_TASK GOAL:_ Write out the full set of records below exactly.

## Start DATA EXCERPTS

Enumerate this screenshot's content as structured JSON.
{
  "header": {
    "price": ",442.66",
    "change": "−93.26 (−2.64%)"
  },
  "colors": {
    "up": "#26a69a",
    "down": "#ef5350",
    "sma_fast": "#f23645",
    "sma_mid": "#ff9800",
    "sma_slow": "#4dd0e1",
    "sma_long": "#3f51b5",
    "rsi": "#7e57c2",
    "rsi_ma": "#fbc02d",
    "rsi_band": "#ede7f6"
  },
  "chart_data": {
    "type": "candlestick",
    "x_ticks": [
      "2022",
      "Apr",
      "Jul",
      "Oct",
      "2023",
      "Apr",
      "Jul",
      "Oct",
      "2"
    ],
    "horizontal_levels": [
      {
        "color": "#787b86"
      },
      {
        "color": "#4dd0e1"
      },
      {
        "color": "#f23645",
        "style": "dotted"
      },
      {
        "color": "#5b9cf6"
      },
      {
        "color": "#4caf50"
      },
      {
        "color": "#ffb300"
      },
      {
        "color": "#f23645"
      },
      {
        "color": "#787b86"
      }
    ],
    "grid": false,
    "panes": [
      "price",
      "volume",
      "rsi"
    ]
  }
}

## End DATA EXCERPTS

_SOLUTION:_
Enumerate this screenshot's content as structured JSON.
{
  "header": {
    "price": ",442.66",
    "change": "−93.26 (−2.64%)"
  },
  "colors": {
    "up": "#26a69a",
    "down": "#ef5350",
    "sma_fast": "#f23645",
    "sma_mid": "#ff9800",
    "sma_slow": "#4dd0e1",
    "sma_long": "#3f51b5",
    "rsi": "#7e57c2",
    "rsi_ma": "#fbc02d",
    "rsi_band": "#ede7f6"
  },
  "chart_data": {
    "type": "candlestick",
    "x_ticks": [
      "2022",
      "Apr",
      "Jul",
      "Oct",
      "2023",
      "Apr",
      "Jul",
      "Oct",
      "2"
    ],
    "horizontal_levels": [
      {
        "color": "#787b86"
      },
      {
        "color": "#4dd0e1"
      },
      {
        "color": "#f23645",
        "style": "dotted"
      },
      {
        "color": "#5b9cf6"
      },
      {
        "color": "#4caf50"
      },
      {
        "color": "#ffb300"
      },
      {
        "color": "#f23645"
      },
      {
        "color": "#787b86"
      }
    ],
    "grid": false,
    "panes": [
      "price",
      "volume",
      "rsi"
    ]
  }
}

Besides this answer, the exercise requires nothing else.